Text section —
/Isolation_Forest

Implementation of iForest Algorithm for Anomaly Detection from scratch

Primary LanguagePython

Isolation Forest

Implementation of iForest Algorithm for Anomaly Detection based on original paper by Fei Tony Liu, Kai Ming Ting and Zhi-Hua Zhou.

How iForest Work

The idea behind Isolation Forest algorithm is that anomalies are "few and different" and, therefore, more susceptible to isolation. The forest is based on decision trees of sub-sampled data. However, the decision split in an Isolation Tree is made by randomly selecting a feature and then randomly selecting a split value as opposed to minimizing MSE as in Decision Tree.

In the chart above, you can see that to isolate the normal point xi it takes twelve random partitions, whereas it requires only four partitions to isolate an anomaly x0

We calculate path length for each point x which is measured by the number of edges from the root node to the external node with point x. The random partitioning has a noticeable shorter path length for anomalies, thus when the forest of random trees has shorter path lengths for some points, then they are likely to be anomalous. The path length across all trees varies, therefore we calculate anomaly score to aggregate the lengths for a single point x. Anomaly score is bounded between 0 and 1. The higher the score, the most likely the point is anomalous.

Written tasks —
1 – List the authors of the original paper that the Isolation Forest text names.
2 – Repeat, word for word, the stretch of the Isolation Forest text from "Primary LanguagePython" through "in Decision Tree.".
The items are not needed.

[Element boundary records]
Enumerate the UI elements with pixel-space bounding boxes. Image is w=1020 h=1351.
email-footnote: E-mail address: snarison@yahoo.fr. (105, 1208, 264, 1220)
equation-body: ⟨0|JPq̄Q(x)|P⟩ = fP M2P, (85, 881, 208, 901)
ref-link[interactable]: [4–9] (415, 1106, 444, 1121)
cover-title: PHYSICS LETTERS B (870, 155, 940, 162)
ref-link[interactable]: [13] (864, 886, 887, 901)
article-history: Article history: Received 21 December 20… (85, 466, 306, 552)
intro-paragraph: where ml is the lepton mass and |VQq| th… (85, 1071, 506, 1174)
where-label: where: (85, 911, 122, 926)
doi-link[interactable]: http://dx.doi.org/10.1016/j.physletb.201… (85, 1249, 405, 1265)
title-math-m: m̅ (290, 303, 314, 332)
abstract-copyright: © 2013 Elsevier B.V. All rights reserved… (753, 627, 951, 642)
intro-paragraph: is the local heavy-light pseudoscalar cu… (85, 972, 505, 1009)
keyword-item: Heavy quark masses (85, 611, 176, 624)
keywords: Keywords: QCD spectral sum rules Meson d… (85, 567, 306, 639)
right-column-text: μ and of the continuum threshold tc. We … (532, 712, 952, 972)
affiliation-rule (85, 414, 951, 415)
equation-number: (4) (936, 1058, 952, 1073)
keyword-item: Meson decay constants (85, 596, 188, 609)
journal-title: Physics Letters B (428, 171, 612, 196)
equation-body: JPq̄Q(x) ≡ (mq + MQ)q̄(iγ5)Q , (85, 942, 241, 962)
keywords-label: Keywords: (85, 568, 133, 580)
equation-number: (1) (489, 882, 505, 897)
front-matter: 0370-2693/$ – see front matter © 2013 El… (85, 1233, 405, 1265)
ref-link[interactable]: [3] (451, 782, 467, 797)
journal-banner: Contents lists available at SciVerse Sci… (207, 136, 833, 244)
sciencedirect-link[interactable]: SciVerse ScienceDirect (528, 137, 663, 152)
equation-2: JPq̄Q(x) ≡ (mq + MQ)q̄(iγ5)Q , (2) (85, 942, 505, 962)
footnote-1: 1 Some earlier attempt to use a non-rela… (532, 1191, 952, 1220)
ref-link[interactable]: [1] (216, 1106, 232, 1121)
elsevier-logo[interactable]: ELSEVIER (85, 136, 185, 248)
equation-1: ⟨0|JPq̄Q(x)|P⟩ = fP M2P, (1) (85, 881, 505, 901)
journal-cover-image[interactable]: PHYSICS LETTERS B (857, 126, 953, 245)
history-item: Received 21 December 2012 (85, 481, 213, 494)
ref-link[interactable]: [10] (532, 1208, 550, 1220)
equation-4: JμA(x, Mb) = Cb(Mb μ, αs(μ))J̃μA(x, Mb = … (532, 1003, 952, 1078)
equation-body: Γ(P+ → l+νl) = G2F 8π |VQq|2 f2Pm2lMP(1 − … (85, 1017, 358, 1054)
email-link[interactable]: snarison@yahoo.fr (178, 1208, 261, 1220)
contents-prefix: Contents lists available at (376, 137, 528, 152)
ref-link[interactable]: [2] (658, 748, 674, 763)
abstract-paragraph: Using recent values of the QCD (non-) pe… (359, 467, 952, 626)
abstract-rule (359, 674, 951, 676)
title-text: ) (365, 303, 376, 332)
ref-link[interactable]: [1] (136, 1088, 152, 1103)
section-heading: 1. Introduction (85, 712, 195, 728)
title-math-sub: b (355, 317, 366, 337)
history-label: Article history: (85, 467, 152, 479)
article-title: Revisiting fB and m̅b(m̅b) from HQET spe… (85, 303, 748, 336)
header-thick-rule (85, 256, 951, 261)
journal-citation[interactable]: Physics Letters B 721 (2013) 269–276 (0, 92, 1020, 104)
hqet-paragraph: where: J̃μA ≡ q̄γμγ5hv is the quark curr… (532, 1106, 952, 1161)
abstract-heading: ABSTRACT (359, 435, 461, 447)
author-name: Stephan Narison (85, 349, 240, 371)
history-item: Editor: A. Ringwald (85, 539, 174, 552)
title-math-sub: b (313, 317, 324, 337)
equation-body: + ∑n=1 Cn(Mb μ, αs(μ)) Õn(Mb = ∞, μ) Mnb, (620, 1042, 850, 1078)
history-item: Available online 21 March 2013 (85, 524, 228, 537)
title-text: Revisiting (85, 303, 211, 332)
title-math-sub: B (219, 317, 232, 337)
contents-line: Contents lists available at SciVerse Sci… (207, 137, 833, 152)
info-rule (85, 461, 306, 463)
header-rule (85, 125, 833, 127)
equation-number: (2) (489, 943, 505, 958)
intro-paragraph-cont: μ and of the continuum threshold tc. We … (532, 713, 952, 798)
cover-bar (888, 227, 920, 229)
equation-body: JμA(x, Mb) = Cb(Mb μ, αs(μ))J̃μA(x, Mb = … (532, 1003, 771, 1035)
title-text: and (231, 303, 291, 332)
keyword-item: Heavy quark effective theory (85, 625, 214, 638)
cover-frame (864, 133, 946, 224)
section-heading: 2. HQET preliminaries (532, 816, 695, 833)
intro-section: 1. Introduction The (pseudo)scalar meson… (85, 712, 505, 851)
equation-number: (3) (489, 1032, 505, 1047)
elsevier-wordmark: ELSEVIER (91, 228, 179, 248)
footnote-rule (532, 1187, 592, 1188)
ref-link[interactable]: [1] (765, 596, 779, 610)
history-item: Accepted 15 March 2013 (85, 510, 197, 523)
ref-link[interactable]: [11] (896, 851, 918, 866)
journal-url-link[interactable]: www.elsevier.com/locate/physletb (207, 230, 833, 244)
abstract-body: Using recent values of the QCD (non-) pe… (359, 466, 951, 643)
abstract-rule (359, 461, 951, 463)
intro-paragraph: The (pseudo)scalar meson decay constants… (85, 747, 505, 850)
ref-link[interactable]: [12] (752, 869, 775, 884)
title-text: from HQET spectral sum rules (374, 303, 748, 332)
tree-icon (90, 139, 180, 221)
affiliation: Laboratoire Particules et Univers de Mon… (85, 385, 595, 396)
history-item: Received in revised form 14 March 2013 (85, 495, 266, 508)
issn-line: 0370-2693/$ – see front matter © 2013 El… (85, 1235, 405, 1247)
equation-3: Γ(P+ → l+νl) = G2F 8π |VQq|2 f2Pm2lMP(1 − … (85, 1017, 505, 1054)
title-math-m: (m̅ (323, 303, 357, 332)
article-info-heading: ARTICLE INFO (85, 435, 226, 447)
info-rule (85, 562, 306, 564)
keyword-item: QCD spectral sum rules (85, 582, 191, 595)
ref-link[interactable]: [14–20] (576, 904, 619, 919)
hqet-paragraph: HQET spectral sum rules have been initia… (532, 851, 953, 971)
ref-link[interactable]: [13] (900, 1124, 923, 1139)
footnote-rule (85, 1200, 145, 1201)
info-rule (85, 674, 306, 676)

Answer list —
1 –
Fei Tony Liu
Kai Ming Ting
Zhi-Hua Zhou

2 –
Primary LanguagePython

Isolation Forest

Implementation of iForest Algorithm for Anomaly Detection based on original paper by Fei Tony Liu, Kai Ming Ting and Zhi-Hua Zhou.

How iForest Work

The idea behind Isolation Forest algorithm is that anomalies are "few and different" and, therefore, more susceptible to isolation. The forest is based on decision trees of sub-sampled data. However, the decision split in an Isolation Tree is made by randomly selecting a feature and then randomly selecting a split value as opposed to minimizing MSE as in Decision Tree.